WHAT THIS TASK INVOLVES: Locate each line below that includes "LÖVENISCH" and reproduce it.

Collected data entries
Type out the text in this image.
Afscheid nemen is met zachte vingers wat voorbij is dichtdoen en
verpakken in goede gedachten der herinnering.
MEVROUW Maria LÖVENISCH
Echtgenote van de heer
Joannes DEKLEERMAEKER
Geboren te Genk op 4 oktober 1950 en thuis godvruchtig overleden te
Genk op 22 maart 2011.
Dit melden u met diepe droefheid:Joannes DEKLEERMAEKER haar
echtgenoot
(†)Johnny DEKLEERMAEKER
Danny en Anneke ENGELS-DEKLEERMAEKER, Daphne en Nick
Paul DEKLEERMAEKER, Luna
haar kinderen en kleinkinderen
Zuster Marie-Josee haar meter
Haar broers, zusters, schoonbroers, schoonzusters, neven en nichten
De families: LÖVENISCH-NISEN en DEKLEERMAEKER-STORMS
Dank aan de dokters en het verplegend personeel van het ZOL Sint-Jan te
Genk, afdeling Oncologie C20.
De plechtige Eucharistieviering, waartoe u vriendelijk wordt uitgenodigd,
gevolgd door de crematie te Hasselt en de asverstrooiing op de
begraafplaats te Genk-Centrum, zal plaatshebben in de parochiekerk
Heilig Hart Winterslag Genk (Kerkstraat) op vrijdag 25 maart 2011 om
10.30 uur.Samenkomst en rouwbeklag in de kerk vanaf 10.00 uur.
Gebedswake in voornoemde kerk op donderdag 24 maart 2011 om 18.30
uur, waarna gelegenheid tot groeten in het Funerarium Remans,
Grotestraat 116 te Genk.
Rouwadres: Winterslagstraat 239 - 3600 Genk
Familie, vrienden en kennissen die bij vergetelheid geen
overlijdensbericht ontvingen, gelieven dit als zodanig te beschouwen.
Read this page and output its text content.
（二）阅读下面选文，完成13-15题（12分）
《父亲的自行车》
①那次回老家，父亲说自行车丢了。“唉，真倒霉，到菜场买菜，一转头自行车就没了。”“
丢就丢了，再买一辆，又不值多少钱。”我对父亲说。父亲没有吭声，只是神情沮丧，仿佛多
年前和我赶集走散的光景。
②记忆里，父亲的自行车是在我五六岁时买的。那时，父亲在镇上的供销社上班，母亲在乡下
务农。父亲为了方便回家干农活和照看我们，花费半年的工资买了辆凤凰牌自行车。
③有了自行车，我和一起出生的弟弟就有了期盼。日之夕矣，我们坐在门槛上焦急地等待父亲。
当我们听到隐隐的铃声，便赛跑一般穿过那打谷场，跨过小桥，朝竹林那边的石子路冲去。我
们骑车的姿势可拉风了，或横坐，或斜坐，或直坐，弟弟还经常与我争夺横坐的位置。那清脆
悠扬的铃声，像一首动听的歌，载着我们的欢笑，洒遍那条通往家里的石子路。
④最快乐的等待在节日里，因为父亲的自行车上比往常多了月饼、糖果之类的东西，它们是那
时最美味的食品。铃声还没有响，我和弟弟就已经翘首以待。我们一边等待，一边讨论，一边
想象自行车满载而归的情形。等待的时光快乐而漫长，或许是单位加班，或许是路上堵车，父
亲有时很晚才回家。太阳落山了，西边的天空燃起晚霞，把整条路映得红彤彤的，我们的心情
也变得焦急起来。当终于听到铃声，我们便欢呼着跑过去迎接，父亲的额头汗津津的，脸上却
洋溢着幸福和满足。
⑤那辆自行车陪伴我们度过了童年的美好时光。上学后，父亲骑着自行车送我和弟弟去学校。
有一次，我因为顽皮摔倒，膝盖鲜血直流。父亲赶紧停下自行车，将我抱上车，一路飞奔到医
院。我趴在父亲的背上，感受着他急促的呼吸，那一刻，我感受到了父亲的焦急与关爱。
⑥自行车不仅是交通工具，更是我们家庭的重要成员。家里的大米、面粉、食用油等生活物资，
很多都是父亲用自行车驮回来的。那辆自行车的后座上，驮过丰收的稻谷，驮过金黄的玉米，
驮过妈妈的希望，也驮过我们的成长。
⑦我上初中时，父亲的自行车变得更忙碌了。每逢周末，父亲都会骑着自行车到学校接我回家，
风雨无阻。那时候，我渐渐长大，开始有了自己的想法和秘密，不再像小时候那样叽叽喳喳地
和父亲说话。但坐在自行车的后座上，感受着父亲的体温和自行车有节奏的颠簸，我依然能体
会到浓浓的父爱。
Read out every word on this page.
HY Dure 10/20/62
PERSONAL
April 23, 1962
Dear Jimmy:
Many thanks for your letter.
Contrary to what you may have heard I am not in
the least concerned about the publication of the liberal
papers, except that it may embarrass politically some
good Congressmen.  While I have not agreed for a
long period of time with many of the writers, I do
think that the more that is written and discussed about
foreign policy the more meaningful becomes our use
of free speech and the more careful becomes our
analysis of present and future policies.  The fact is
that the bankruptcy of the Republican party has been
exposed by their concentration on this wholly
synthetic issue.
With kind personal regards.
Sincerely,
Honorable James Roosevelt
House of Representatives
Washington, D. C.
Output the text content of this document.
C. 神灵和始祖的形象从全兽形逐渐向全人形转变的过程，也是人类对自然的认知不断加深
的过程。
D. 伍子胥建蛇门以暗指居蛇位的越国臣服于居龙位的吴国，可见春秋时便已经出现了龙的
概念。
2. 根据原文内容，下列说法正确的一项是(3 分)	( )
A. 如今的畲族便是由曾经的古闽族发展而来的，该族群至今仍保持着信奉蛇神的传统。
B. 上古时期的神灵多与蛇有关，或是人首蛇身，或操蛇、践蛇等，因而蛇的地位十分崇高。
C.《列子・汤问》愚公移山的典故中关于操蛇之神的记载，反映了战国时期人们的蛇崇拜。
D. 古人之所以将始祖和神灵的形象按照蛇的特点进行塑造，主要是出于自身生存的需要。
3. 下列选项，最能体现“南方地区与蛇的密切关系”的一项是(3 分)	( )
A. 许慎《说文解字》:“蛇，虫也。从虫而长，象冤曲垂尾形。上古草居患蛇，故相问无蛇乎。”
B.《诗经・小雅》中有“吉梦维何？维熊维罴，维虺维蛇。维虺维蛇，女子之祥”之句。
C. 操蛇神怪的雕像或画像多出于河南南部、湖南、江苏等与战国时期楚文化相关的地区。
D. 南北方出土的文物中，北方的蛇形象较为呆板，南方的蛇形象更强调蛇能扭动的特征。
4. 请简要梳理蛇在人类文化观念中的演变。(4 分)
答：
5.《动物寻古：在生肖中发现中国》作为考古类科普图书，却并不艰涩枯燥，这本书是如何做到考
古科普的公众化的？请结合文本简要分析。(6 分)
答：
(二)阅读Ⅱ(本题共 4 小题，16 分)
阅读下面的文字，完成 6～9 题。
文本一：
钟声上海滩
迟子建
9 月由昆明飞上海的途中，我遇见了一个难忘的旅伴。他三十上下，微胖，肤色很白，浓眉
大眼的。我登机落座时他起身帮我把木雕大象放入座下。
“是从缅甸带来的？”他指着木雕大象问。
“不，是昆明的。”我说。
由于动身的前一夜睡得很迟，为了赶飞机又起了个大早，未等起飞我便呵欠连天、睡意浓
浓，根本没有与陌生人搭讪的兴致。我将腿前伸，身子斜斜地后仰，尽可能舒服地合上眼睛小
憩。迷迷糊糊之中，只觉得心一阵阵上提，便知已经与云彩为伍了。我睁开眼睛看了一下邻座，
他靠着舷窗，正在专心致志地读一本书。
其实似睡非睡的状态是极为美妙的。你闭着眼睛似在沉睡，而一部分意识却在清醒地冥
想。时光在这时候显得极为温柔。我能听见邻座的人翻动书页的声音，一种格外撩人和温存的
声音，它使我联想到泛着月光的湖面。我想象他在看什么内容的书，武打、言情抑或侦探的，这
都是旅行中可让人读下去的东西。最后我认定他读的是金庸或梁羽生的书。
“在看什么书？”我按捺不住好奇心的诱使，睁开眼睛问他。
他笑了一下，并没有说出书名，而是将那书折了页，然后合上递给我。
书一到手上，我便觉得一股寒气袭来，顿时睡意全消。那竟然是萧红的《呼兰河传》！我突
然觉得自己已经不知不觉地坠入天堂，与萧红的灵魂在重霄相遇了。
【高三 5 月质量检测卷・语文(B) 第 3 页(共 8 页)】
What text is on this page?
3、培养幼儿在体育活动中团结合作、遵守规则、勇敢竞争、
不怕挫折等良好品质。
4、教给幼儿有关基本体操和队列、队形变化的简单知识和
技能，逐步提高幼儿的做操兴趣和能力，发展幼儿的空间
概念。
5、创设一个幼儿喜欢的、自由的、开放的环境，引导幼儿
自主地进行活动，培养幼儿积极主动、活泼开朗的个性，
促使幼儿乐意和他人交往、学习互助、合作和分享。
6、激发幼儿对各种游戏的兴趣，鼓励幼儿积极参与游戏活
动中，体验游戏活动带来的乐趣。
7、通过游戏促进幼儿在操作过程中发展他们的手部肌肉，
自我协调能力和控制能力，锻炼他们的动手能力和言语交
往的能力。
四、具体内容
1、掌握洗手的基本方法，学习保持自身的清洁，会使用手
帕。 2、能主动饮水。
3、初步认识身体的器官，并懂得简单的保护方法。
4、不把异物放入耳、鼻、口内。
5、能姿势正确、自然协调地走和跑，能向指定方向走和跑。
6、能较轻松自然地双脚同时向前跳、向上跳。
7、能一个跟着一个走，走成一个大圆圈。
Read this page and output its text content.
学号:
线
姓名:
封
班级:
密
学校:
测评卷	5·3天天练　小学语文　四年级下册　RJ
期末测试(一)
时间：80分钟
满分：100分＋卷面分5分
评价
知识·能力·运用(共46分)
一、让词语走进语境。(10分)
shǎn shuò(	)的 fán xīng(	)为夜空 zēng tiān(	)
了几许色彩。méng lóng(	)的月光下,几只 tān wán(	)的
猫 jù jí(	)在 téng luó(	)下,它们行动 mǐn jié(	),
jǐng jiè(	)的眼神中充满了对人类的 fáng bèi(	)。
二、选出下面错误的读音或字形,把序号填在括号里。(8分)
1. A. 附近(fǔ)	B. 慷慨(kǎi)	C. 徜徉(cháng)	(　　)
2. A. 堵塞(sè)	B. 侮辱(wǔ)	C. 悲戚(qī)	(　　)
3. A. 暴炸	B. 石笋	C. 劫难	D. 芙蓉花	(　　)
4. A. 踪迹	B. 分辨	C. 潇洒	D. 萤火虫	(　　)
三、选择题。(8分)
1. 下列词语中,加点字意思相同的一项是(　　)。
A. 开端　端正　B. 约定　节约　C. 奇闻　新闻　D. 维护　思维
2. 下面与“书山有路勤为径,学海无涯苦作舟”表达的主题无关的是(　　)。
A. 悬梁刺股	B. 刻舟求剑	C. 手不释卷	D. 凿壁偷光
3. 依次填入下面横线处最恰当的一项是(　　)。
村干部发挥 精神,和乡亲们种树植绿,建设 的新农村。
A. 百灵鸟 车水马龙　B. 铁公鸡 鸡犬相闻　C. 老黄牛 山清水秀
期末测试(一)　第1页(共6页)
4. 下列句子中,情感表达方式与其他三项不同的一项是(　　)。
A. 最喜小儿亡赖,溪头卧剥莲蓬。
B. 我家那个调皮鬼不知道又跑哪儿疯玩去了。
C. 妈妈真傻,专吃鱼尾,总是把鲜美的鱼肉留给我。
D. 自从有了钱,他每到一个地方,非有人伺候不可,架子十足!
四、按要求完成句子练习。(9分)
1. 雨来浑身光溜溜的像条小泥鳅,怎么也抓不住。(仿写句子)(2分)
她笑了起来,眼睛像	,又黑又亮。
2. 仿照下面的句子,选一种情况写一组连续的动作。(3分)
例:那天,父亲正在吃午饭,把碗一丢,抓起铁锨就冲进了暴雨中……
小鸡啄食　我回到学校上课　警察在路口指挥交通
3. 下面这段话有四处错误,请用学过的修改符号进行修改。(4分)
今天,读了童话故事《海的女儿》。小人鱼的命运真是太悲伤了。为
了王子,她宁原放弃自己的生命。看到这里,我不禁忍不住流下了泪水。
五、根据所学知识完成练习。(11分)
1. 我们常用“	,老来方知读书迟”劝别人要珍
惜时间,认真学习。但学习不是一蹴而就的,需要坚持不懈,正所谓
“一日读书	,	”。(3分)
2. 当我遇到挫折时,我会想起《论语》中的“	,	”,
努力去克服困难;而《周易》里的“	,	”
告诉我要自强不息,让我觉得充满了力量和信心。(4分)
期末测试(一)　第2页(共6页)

TASK OUTPUT:
MEVROUW Maria LÖVENISCH
De families: LÖVENISCH-NISEN en DEKLEERMAEKER-STORMS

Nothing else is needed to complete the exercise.